STATED GOAL —
Locate each line below that includes "object" and reproduce it.
-- start of RECORD EXCERPTS --
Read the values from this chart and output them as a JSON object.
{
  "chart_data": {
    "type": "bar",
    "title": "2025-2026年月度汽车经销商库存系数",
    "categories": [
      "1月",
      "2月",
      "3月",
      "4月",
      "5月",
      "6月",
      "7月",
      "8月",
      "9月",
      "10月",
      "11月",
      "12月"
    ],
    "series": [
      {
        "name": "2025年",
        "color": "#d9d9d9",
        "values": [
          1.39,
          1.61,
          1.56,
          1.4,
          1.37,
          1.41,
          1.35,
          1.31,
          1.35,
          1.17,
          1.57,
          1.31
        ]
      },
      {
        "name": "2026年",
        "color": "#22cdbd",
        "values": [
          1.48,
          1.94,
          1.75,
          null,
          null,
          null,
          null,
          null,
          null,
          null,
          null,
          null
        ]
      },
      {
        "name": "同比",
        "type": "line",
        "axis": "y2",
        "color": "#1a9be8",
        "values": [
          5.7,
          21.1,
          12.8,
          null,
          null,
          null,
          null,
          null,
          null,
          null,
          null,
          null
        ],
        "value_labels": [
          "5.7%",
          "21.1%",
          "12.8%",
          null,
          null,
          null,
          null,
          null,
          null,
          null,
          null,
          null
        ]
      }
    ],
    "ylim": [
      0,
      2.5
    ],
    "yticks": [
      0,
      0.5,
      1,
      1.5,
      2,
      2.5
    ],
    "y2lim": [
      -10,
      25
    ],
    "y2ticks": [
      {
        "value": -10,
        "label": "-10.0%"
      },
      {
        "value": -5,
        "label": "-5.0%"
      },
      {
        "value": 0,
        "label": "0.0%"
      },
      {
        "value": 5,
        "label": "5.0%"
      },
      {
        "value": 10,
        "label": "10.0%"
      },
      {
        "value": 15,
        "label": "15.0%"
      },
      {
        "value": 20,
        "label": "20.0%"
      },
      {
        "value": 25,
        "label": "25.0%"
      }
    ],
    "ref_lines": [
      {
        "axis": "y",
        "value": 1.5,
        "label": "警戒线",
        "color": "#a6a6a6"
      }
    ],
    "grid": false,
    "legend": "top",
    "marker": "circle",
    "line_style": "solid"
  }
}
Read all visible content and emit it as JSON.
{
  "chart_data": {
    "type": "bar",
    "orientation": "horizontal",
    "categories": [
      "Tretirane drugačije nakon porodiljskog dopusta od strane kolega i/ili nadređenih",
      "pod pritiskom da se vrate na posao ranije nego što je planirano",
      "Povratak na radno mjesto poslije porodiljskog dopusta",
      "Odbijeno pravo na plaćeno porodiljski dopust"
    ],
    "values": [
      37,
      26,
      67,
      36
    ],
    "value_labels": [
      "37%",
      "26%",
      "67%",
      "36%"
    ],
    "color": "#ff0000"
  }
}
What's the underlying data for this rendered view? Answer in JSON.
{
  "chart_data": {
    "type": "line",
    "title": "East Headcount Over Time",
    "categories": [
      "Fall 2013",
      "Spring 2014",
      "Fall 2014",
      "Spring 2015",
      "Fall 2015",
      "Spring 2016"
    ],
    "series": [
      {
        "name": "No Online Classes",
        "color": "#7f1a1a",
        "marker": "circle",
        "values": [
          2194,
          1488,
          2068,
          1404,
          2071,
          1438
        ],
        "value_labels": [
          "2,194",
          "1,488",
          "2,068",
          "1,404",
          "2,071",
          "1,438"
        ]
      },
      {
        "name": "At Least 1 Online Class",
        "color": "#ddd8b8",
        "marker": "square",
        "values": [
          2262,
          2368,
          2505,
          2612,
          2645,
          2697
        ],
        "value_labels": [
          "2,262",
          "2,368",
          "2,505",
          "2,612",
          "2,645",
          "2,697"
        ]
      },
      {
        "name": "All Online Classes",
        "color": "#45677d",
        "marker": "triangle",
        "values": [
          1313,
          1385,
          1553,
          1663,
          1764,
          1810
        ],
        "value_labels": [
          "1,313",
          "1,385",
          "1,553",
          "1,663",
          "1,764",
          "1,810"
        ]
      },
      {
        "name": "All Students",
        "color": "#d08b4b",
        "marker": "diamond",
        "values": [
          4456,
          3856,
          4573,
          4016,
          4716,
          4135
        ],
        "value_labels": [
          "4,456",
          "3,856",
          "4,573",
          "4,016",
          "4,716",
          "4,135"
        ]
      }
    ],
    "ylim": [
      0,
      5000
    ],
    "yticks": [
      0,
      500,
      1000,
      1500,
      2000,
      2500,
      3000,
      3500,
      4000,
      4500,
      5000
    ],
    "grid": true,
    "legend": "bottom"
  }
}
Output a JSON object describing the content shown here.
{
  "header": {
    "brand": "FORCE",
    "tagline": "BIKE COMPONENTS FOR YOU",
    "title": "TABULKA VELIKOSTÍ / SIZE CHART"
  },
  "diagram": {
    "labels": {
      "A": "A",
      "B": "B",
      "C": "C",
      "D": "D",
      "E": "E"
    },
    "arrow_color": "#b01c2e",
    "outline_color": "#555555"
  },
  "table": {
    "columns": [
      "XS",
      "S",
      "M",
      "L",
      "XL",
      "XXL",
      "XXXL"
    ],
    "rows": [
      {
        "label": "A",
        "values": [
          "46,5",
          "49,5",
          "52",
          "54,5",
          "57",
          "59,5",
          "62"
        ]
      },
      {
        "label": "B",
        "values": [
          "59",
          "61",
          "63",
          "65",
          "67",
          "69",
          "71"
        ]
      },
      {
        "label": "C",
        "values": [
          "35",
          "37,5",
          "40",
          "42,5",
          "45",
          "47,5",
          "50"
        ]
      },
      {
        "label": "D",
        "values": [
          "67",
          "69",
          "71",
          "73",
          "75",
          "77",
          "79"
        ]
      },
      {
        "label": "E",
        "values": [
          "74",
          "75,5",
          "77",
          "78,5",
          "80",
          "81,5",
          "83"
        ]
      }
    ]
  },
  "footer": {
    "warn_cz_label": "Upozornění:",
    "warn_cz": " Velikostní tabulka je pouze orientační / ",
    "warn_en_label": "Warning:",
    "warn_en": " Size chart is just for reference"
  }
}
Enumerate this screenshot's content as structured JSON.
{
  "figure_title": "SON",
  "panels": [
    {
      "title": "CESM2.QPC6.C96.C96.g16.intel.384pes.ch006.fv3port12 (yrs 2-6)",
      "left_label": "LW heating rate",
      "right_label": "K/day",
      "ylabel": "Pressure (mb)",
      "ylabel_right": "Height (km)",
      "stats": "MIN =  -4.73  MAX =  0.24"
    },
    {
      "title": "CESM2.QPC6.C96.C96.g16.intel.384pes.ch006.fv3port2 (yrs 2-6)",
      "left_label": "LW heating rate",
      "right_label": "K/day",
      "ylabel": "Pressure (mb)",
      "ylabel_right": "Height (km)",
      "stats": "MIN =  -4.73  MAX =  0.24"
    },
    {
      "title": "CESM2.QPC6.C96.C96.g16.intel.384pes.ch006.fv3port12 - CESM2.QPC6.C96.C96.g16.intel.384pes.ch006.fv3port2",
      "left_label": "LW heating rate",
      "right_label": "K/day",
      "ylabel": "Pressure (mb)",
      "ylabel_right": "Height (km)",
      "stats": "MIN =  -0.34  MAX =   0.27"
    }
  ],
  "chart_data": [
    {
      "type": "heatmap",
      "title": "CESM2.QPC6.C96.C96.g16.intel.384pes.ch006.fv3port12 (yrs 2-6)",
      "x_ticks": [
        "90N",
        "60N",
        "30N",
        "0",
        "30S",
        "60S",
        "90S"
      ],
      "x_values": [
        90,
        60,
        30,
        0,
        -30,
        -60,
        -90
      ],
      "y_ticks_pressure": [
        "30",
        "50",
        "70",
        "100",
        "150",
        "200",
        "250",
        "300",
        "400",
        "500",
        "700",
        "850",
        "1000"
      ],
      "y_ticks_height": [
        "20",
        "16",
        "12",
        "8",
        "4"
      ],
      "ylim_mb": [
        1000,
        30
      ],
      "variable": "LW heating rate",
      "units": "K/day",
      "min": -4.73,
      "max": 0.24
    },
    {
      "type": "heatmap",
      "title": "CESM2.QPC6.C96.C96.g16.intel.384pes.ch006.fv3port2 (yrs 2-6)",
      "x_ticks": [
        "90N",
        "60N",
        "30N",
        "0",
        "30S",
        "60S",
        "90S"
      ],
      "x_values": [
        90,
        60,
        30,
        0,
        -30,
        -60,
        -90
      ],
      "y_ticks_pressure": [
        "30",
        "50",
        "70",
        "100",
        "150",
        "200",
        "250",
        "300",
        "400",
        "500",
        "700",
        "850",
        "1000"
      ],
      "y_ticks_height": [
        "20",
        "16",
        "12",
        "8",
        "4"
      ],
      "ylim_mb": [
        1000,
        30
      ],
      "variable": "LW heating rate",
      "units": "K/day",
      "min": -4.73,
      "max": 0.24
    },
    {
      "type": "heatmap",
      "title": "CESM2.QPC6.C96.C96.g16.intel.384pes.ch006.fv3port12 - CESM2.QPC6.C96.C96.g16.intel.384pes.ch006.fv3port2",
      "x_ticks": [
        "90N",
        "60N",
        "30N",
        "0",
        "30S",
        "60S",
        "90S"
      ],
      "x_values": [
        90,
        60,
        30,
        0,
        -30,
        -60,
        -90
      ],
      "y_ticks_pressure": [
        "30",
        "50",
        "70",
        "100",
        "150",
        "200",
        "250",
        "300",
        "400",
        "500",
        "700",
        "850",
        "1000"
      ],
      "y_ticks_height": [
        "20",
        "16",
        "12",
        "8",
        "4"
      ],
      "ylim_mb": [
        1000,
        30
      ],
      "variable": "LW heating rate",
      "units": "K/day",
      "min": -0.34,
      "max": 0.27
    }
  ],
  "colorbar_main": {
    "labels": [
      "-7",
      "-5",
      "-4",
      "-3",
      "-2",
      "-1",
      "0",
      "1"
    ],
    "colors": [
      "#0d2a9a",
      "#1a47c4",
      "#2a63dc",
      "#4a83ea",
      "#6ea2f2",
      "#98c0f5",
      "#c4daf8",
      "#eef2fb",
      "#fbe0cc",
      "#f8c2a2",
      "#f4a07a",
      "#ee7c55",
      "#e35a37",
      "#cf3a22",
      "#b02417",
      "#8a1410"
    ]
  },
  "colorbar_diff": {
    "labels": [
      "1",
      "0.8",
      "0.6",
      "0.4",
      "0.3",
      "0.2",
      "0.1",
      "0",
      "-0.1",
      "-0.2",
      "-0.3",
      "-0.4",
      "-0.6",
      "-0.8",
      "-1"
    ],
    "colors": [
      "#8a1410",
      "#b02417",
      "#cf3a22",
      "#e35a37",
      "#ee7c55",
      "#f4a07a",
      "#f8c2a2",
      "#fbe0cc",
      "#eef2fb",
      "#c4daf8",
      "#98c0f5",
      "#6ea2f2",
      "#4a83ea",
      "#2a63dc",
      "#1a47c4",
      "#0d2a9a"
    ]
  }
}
-- end of RECORD EXCERPTS --
CORRECT OUTPUT —
Read the values from this chart and output them as a JSON object.
Output a JSON object describing the content shown here.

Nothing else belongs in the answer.